ROWS =>

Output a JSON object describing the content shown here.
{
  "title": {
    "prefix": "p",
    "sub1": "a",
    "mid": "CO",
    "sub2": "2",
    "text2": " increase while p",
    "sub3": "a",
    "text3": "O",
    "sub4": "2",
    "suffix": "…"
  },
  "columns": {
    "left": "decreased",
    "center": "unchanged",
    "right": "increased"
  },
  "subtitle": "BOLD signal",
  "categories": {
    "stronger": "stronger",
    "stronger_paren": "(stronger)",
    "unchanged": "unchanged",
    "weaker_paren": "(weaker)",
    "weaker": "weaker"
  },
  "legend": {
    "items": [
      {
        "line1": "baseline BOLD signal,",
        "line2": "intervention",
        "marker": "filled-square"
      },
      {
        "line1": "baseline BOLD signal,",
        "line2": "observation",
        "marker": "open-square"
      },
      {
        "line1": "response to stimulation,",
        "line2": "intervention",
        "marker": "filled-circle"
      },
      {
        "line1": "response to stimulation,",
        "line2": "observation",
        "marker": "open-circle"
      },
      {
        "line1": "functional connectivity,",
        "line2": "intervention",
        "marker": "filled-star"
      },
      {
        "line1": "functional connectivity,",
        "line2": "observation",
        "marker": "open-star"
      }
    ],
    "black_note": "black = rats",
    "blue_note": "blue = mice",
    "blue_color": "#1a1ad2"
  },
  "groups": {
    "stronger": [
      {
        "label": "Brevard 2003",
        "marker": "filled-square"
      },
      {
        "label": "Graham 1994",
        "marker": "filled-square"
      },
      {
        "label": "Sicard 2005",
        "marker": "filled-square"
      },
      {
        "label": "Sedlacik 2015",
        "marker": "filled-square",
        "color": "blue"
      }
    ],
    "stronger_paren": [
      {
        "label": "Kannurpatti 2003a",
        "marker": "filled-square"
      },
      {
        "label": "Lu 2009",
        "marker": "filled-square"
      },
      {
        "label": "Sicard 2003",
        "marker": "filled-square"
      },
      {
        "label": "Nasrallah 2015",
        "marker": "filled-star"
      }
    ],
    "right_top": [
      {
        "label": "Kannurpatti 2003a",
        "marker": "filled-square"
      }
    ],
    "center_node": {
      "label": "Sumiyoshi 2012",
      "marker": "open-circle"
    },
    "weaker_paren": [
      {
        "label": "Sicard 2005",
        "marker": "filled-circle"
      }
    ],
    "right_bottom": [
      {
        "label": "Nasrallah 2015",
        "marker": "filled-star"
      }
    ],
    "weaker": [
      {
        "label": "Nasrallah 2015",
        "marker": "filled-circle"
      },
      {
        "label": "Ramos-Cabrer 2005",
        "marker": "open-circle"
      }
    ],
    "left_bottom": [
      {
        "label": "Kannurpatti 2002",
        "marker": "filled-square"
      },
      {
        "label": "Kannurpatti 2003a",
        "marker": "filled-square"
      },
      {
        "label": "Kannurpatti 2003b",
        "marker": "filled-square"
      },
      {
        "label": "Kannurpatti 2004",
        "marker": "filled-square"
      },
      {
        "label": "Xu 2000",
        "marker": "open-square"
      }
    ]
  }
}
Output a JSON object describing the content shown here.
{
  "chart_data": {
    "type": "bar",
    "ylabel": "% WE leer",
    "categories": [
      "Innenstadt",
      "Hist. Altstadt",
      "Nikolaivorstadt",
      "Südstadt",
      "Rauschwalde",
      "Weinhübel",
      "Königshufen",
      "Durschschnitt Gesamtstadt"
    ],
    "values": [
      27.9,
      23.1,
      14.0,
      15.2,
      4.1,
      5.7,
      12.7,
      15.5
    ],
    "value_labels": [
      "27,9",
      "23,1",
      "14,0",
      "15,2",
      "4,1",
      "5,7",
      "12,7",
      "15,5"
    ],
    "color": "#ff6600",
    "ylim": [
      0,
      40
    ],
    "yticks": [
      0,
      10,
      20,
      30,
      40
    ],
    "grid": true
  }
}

WHAT IS NEEDED => Extract all lines from the data in which "unchanged" is found.

ANSWER TO THIS EXERCISE =>
    "center": "unchanged",
    "unchanged": "unchanged",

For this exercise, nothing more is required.